- REQUIRED WORK
Every line of the records must be repeated exactly; pictures stay out.

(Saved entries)
-=-=-=-=-

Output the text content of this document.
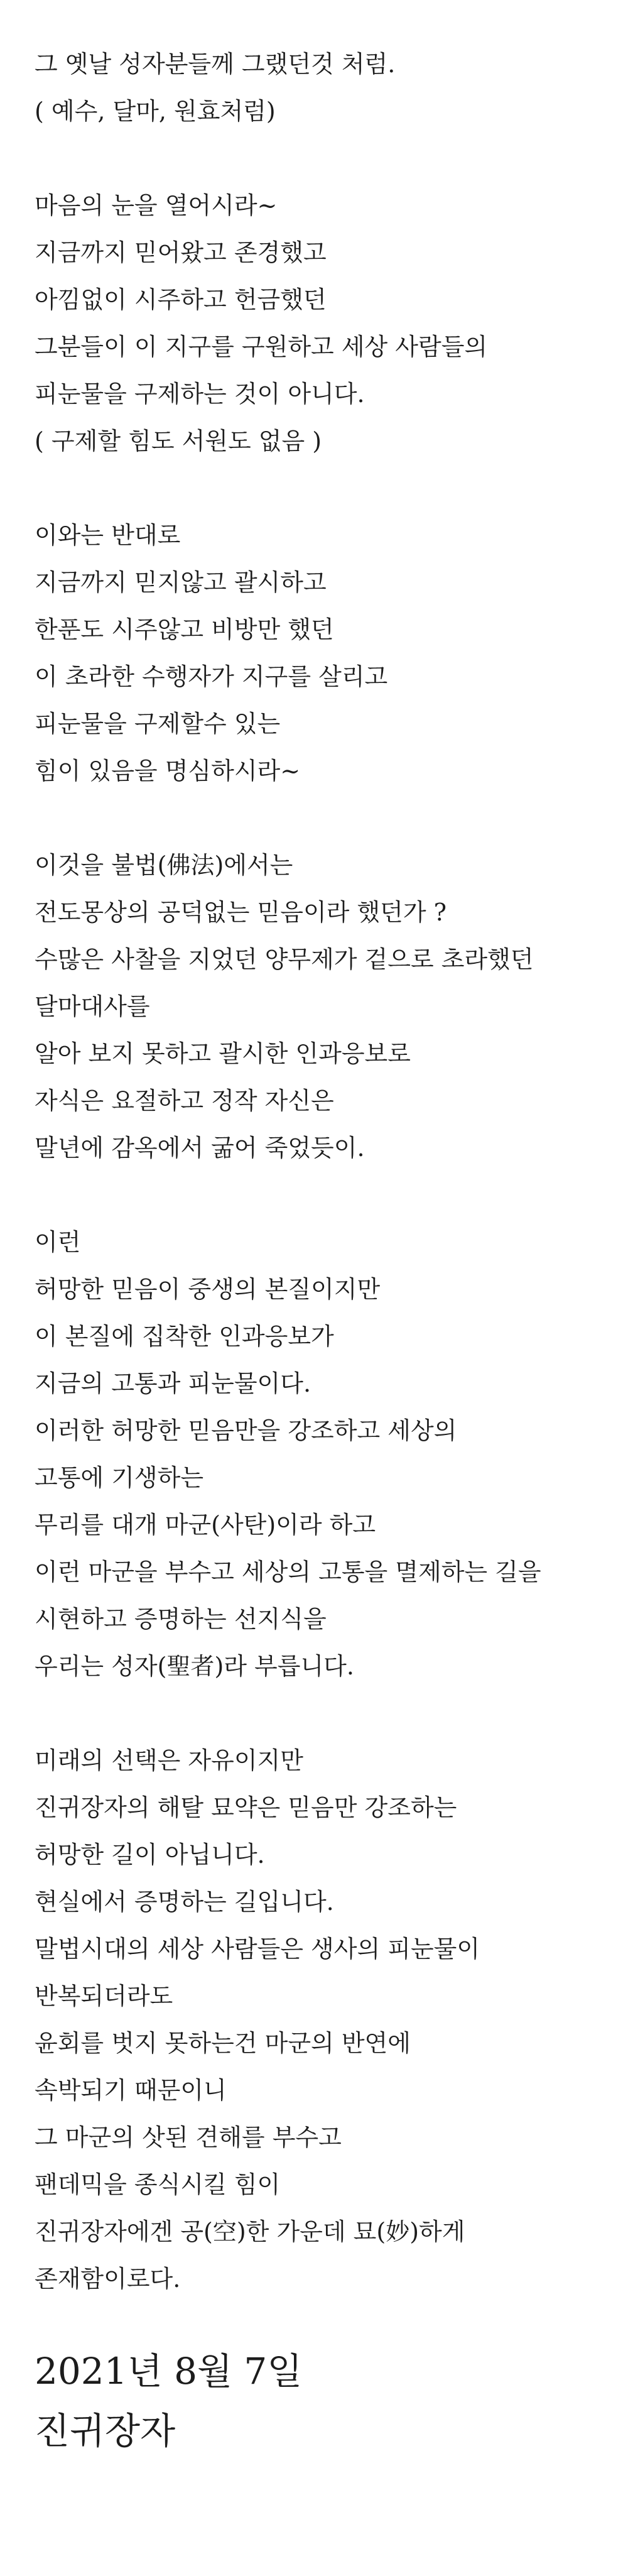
그 옛날 성자분들께 그랬던것 처럼.
( 예수, 달마, 원효처럼)
마음의 눈을 열어시라~
지금까지 믿어왔고 존경했고
아낌없이 시주하고 헌금했던
그분들이 이 지구를 구원하고 세상 사람들의
피눈물을 구제하는 것이 아니다.
( 구제할 힘도 서원도 없음 )
이와는 반대로
지금까지 믿지않고 괄시하고
한푼도 시주않고 비방만 했던
이 초라한 수행자가 지구를 살리고
피눈물을 구제할수 있는
힘이 있음을 명심하시라~
이것을 불법(佛法)에서는
전도몽상의 공덕없는 믿음이라 했던가 ?
수많은 사찰을 지었던 양무제가 겉으로 초라했던
달마대사를
알아 보지 못하고 괄시한 인과응보로
자식은 요절하고 정작 자신은
말년에 감옥에서 굶어 죽었듯이.
이런
허망한 믿음이 중생의 본질이지만
이 본질에 집착한 인과응보가
지금의 고통과 피눈물이다.
이러한 허망한 믿음만을 강조하고 세상의
고통에 기생하는
무리를 대개 마군(사탄)이라 하고
이런 마군을 부수고 세상의 고통을 멸제하는 길을
시현하고 증명하는 선지식을
우리는 성자(聖者)라 부릅니다.
미래의 선택은 자유이지만
진귀장자의 해탈 묘약은 믿음만 강조하는
허망한 길이 아닙니다.
현실에서 증명하는 길입니다.
말법시대의 세상 사람들은 생사의 피눈물이
반복되더라도
윤회를 벗지 못하는건 마군의 반연에
속박되기 때문이니
그 마군의 삿된 견해를 부수고
팬데믹을 종식시킬 힘이
진귀장자에겐 공(空)한 가운데 묘(妙)하게
존재함이로다.
2021년 8월 7일
진귀장자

-=-=-=-=-

- RESPONSE TO THIS EXERCISE
Output the text content of this document.
그 옛날 성자분들께 그랬던것 처럼.
( 예수, 달마, 원효처럼)
마음의 눈을 열어시라~
지금까지 믿어왔고 존경했고
아낌없이 시주하고 헌금했던
그분들이 이 지구를 구원하고 세상 사람들의
피눈물을 구제하는 것이 아니다.
( 구제할 힘도 서원도 없음 )
이와는 반대로
지금까지 믿지않고 괄시하고
한푼도 시주않고 비방만 했던
이 초라한 수행자가 지구를 살리고
피눈물을 구제할수 있는
힘이 있음을 명심하시라~
이것을 불법(佛法)에서는
전도몽상의 공덕없는 믿음이라 했던가 ?
수많은 사찰을 지었던 양무제가 겉으로 초라했던
달마대사를
알아 보지 못하고 괄시한 인과응보로
자식은 요절하고 정작 자신은
말년에 감옥에서 굶어 죽었듯이.
이런
허망한 믿음이 중생의 본질이지만
이 본질에 집착한 인과응보가
지금의 고통과 피눈물이다.
이러한 허망한 믿음만을 강조하고 세상의
고통에 기생하는
무리를 대개 마군(사탄)이라 하고
이런 마군을 부수고 세상의 고통을 멸제하는 길을
시현하고 증명하는 선지식을
우리는 성자(聖者)라 부릅니다.
미래의 선택은 자유이지만
진귀장자의 해탈 묘약은 믿음만 강조하는
허망한 길이 아닙니다.
현실에서 증명하는 길입니다.
말법시대의 세상 사람들은 생사의 피눈물이
반복되더라도
윤회를 벗지 못하는건 마군의 반연에
속박되기 때문이니
그 마군의 삿된 견해를 부수고
팬데믹을 종식시킬 힘이
진귀장자에겐 공(空)한 가운데 묘(妙)하게
존재함이로다.
2021년 8월 7일
진귀장자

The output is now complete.